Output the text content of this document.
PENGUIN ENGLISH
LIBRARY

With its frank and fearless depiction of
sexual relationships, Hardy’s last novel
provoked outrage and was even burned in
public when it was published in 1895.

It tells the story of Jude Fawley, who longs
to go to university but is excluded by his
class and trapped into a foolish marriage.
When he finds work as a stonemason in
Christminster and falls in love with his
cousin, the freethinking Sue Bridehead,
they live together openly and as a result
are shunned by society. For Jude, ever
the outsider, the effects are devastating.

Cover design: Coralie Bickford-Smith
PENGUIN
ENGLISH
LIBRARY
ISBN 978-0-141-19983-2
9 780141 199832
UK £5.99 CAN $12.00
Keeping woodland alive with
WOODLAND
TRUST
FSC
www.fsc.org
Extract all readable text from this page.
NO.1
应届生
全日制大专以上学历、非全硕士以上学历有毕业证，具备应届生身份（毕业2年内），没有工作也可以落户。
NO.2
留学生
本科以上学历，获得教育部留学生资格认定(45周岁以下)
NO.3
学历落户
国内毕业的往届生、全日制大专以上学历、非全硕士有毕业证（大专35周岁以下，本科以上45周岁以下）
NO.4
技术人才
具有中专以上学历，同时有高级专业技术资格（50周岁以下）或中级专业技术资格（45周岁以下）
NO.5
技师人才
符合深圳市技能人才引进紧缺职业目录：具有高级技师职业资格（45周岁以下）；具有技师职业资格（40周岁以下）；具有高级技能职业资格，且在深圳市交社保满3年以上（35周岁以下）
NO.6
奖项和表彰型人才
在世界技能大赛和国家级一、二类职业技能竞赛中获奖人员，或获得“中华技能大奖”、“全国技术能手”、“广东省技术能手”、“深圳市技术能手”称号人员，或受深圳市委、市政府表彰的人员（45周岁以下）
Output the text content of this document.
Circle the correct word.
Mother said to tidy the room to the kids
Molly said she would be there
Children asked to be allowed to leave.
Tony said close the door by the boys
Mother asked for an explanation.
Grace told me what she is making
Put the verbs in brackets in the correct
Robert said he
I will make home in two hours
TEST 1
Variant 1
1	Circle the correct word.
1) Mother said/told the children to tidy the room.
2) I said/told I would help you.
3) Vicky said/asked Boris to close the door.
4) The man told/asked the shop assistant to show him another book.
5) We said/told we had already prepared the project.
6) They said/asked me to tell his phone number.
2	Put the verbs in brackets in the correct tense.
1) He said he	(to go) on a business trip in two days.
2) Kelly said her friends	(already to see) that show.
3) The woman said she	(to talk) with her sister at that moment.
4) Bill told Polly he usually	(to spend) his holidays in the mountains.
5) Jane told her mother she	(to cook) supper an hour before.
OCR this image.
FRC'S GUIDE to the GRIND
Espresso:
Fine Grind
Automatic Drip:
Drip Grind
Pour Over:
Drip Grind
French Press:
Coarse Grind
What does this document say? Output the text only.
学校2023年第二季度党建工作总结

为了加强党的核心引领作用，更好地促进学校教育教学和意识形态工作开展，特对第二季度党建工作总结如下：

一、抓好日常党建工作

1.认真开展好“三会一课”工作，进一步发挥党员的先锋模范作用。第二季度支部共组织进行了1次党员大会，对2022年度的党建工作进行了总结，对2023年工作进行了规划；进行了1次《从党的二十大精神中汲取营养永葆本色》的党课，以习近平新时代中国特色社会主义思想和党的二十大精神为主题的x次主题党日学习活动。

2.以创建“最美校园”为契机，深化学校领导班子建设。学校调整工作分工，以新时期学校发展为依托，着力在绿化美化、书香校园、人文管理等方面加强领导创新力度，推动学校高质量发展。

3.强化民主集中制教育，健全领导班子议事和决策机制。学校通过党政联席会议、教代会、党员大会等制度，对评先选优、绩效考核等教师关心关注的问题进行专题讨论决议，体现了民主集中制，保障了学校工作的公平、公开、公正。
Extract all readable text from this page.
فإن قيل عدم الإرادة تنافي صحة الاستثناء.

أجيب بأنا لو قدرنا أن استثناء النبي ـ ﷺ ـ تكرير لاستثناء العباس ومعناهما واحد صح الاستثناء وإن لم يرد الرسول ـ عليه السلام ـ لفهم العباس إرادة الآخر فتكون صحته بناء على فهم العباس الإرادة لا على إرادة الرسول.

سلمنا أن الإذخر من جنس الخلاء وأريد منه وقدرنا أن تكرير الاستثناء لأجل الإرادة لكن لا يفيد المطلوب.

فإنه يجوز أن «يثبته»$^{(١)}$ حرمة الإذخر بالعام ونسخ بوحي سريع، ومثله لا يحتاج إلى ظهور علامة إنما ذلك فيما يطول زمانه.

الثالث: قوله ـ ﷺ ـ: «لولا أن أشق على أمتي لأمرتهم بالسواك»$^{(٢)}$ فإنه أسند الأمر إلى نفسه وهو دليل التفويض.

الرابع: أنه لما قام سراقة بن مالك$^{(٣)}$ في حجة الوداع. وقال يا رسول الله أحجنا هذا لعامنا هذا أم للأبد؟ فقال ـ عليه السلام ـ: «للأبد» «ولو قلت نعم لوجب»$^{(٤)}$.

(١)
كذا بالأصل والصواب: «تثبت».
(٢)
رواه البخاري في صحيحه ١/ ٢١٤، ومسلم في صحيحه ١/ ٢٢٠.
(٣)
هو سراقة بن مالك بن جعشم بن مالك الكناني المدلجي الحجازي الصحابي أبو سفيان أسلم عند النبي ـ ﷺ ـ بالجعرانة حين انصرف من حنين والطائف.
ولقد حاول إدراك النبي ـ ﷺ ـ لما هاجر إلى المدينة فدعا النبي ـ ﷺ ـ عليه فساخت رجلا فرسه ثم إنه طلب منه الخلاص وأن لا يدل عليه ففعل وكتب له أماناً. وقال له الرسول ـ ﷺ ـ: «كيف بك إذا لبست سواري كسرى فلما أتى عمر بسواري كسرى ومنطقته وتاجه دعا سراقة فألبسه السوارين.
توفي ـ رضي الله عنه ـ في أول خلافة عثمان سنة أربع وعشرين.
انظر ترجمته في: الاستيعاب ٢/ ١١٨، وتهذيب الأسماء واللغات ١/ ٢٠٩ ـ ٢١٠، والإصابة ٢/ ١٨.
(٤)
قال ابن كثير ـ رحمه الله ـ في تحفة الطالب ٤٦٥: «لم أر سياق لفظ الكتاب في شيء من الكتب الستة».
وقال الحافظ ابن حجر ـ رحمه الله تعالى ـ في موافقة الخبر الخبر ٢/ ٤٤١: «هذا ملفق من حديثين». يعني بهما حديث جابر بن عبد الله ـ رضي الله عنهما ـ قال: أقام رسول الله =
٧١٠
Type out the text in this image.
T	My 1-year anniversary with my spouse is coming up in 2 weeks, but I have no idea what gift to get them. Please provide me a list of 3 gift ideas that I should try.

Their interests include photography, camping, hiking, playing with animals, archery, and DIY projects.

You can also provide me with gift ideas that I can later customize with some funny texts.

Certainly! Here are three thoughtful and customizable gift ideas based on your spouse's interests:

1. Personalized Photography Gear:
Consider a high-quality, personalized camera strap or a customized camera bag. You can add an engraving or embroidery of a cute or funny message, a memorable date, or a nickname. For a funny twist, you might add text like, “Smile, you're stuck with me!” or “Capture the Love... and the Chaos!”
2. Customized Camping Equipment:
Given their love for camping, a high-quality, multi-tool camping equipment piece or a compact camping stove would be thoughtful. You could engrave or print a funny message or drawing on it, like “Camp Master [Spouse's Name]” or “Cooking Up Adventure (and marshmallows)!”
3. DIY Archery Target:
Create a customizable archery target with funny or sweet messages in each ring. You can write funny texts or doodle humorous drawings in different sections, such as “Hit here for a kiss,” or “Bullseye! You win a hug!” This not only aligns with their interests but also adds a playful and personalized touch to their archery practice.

= = = =

WHAT YOU HAVE TO DO: Only the lines from the one containing "Type out the text in this image." to the end of the data should be printed, exactly as they stand.

TASK SOLUTION:
Type out the text in this image.
T	My 1-year anniversary with my spouse is coming up in 2 weeks, but I have no idea what gift to get them. Please provide me a list of 3 gift ideas that I should try.

Their interests include photography, camping, hiking, playing with animals, archery, and DIY projects.

You can also provide me with gift ideas that I can later customize with some funny texts.

Certainly! Here are three thoughtful and customizable gift ideas based on your spouse's interests:

1. Personalized Photography Gear:
Consider a high-quality, personalized camera strap or a customized camera bag. You can add an engraving or embroidery of a cute or funny message, a memorable date, or a nickname. For a funny twist, you might add text like, “Smile, you're stuck with me!” or “Capture the Love... and the Chaos!”
2. Customized Camping Equipment:
Given their love for camping, a high-quality, multi-tool camping equipment piece or a compact camping stove would be thoughtful. You could engrave or print a funny message or drawing on it, like “Camp Master [Spouse's Name]” or “Cooking Up Adventure (and marshmallows)!”
3. DIY Archery Target:
Create a customizable archery target with funny or sweet messages in each ring. You can write funny texts or doodle humorous drawings in different sections, such as “Hit here for a kiss,” or “Bullseye! You win a hug!” This not only aligns with their interests but also adds a playful and personalized touch to their archery practice.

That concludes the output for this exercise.